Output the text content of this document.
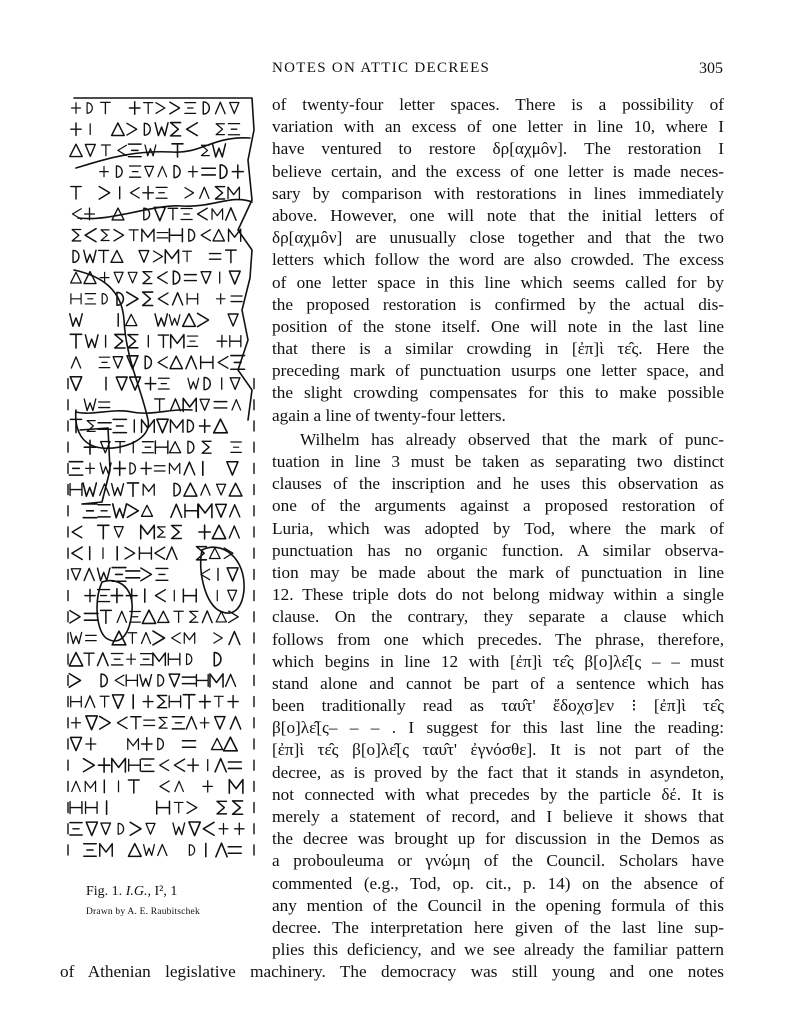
NOTES ON ATTIC DECREES	305
Fig. 1. I.G., I², 1
Drawn by A. E. Raubitschek
of twenty-four letter spaces. There is a possibility of
variation with an excess of one letter in line 10, where I
have ventured to restore δρ[αχμôν]. The restoration I
believe certain, and the excess of one letter is made neces-
sary by comparison with restorations in lines immediately
above. However, one will note that the initial letters of
δρ[αχμôν] are unusually close together and that the two
letters which follow the word are also crowded. The excess
of one letter space in this line which seems called for by
the proposed restoration is confirmed by the actual dis-
position of the stone itself. One will note in the last line
that there is a similar crowding in [ἐπ]ὶ τε̂ς. Here the
preceding mark of punctuation usurps one letter space, and
the slight crowding compensates for this to make possible
again a line of twenty-four letters.
Wilhelm has already observed that the mark of punc-
tuation in line 3 must be taken as separating two distinct
clauses of the inscription and he uses this observation as
one of the arguments against a proposed restoration of
Luria, which was adopted by Tod, where the mark of
punctuation has no organic function. A similar observa-
tion may be made about the mark of punctuation in line
12. These triple dots do not belong midway within a single
clause. On the contrary, they separate a clause which
follows from one which precedes. The phrase, therefore,
which begins in line 12 with [ἐπ]ὶ τε̂ς β[ο]λε̂[ς – – must
stand alone and cannot be part of a sentence which has
been traditionally read as ταυ̂τ' ἔδοχσ]εν ⁝ [ἐπ]ὶ τε̂ς
β[ο]λε̂[ς– – – . I suggest for this last line the reading:
[ἐπ]ὶ τε̂ς β[ο]λε̂[ς ταυ̂τ' ἐγνόσθε]. It is not part of the
decree, as is proved by the fact that it stands in asyndeton,
not connected with what precedes by the particle δέ. It is
merely a statement of record, and I believe it shows that
the decree was brought up for discussion in the Demos as
a probouleuma or γνώμη of the Council. Scholars have
commented (e.g., Tod, op. cit., p. 14) on the absence of
any mention of the Council in the opening formula of this
decree. The interpretation here given of the last line sup-
plies this deficiency, and we see already the familiar pattern
of Athenian legislative machinery. The democracy was still young and one notes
▬▬▬▬▬▬▬▬▬▬
[Prompt]:
From the listing above, find the number of lines with the word "will" in them. Answer with the number only.

[Solution]:
2